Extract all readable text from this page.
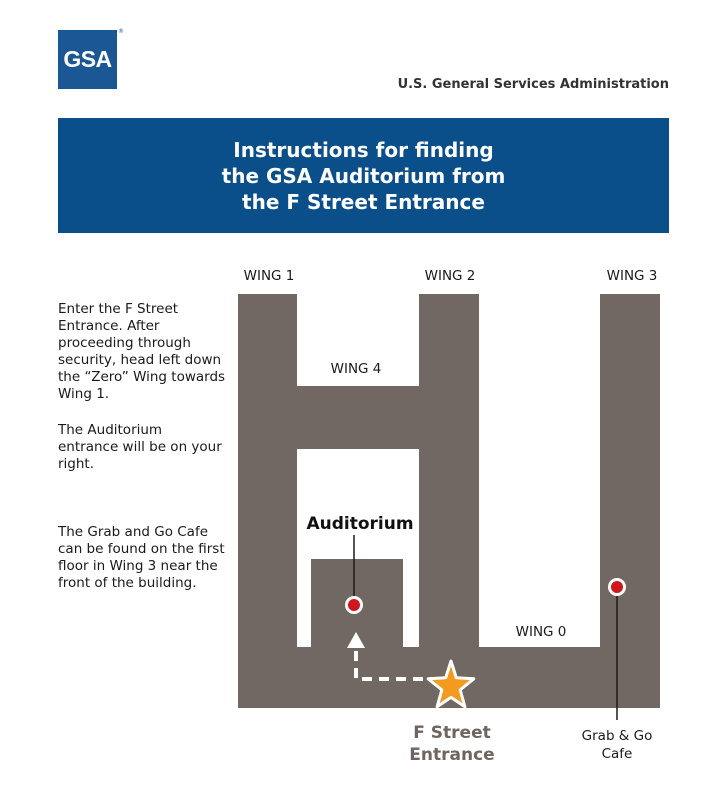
GSA
®
U.S. General Services Administration
Instructions for finding
the GSA Auditorium from
the F Street Entrance
Enter the F Street
Entrance. After
proceeding through
security, head left down
the “Zero” Wing towards
Wing 1.
The Auditorium
entrance will be on your
right.
The Grab and Go Cafe
can be found on the first
floor in Wing 3 near the
front of the building.
WING 1	WING 2	WING 3
WING 4
WING 0
Auditorium
F Street
Entrance
Grab & Go
Cafe
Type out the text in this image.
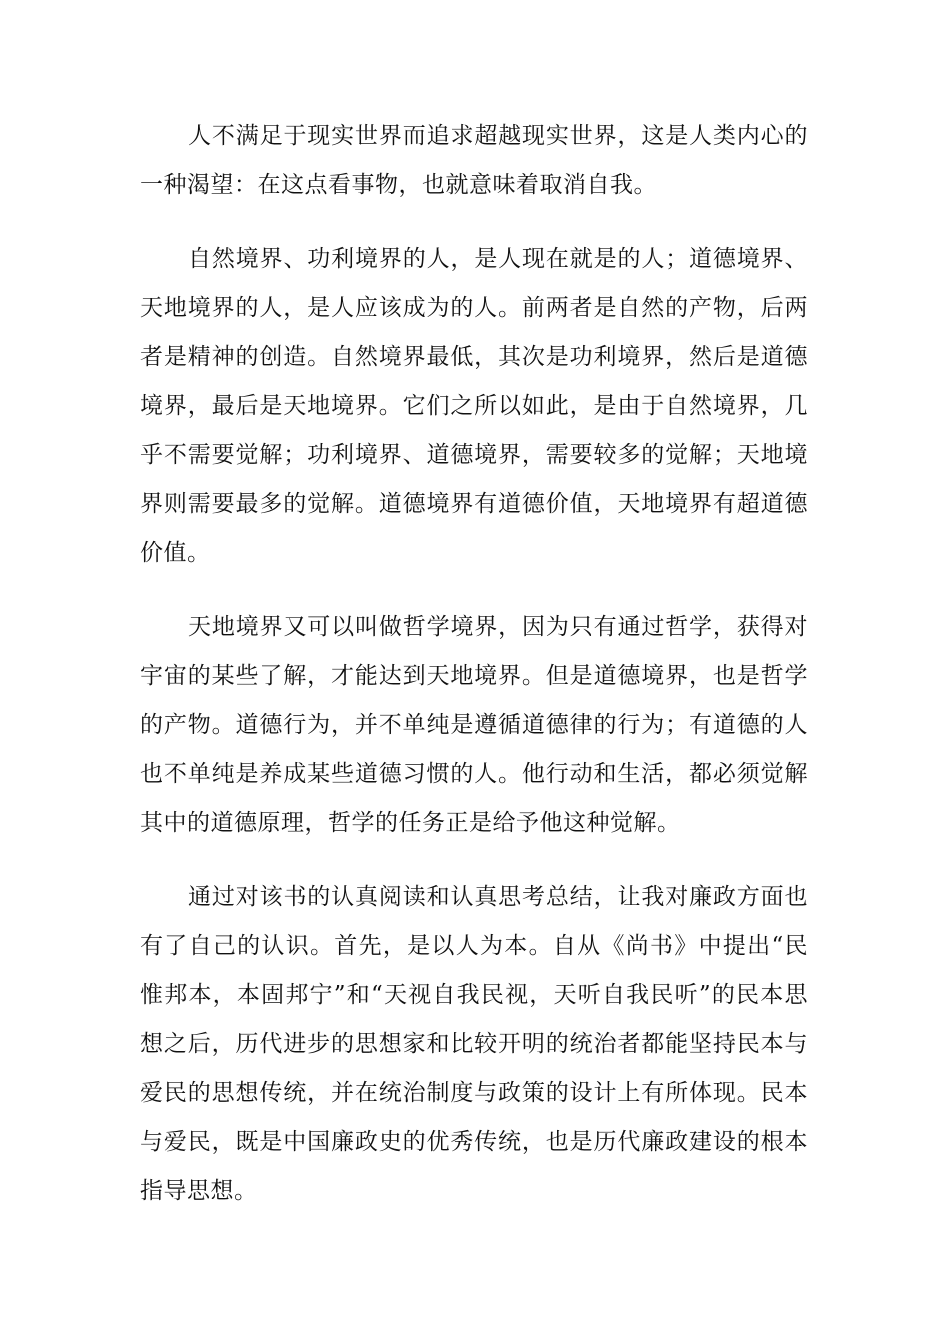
人不满足于现实世界而追求超越现实世界，这是人类内心的一种渴望：在这点看事物，也就意味着取消自我。

自然境界、功利境界的人，是人现在就是的人；道德境界、天地境界的人，是人应该成为的人。前两者是自然的产物，后两者是精神的创造。自然境界最低，其次是功利境界，然后是道德境界，最后是天地境界。它们之所以如此，是由于自然境界，几乎不需要觉解；功利境界、道德境界，需要较多的觉解；天地境界则需要最多的觉解。道德境界有道德价值，天地境界有超道德价值。

天地境界又可以叫做哲学境界，因为只有通过哲学，获得对宇宙的某些了解，才能达到天地境界。但是道德境界，也是哲学的产物。道德行为，并不单纯是遵循道德律的行为；有道德的人也不单纯是养成某些道德习惯的人。他行动和生活，都必须觉解其中的道德原理，哲学的任务正是给予他这种觉解。

通过对该书的认真阅读和认真思考总结，让我对廉政方面也有了自己的认识。首先，是以人为本。自从《尚书》中提出“民惟邦本，本固邦宁”和“天视自我民视，天听自我民听”的民本思想之后，历代进步的思想家和比较开明的统治者都能坚持民本与爱民的思想传统，并在统治制度与政策的设计上有所体现。民本与爱民，既是中国廉政史的优秀传统，也是历代廉政建设的根本指导思想。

★ ★ ★ ★ ★

- Exercise description -
Return all of the entries word for word, but omit the pictures.

- Finished exercise -
Extract all readable text from this page.
GSA
®
U.S. General Services Administration
Instructions for finding
the GSA Auditorium from
the F Street Entrance
Enter the F Street
Entrance. After
proceeding through
security, head left down
the “Zero” Wing towards
Wing 1.
The Auditorium
entrance will be on your
right.
The Grab and Go Cafe
can be found on the first
floor in Wing 3 near the
front of the building.
WING 1	WING 2	WING 3
WING 4
WING 0
Auditorium
F Street
Entrance
Grab & Go
Cafe
Type out the text in this image.
人不满足于现实世界而追求超越现实世界，这是人类内心的一种渴望：在这点看事物，也就意味着取消自我。

自然境界、功利境界的人，是人现在就是的人；道德境界、天地境界的人，是人应该成为的人。前两者是自然的产物，后两者是精神的创造。自然境界最低，其次是功利境界，然后是道德境界，最后是天地境界。它们之所以如此，是由于自然境界，几乎不需要觉解；功利境界、道德境界，需要较多的觉解；天地境界则需要最多的觉解。道德境界有道德价值，天地境界有超道德价值。

天地境界又可以叫做哲学境界，因为只有通过哲学，获得对宇宙的某些了解，才能达到天地境界。但是道德境界，也是哲学的产物。道德行为，并不单纯是遵循道德律的行为；有道德的人也不单纯是养成某些道德习惯的人。他行动和生活，都必须觉解其中的道德原理，哲学的任务正是给予他这种觉解。

通过对该书的认真阅读和认真思考总结，让我对廉政方面也有了自己的认识。首先，是以人为本。自从《尚书》中提出“民惟邦本，本固邦宁”和“天视自我民视，天听自我民听”的民本思想之后，历代进步的思想家和比较开明的统治者都能坚持民本与爱民的思想传统，并在统治制度与政策的设计上有所体现。民本与爱民，既是中国廉政史的优秀传统，也是历代廉政建设的根本指导思想。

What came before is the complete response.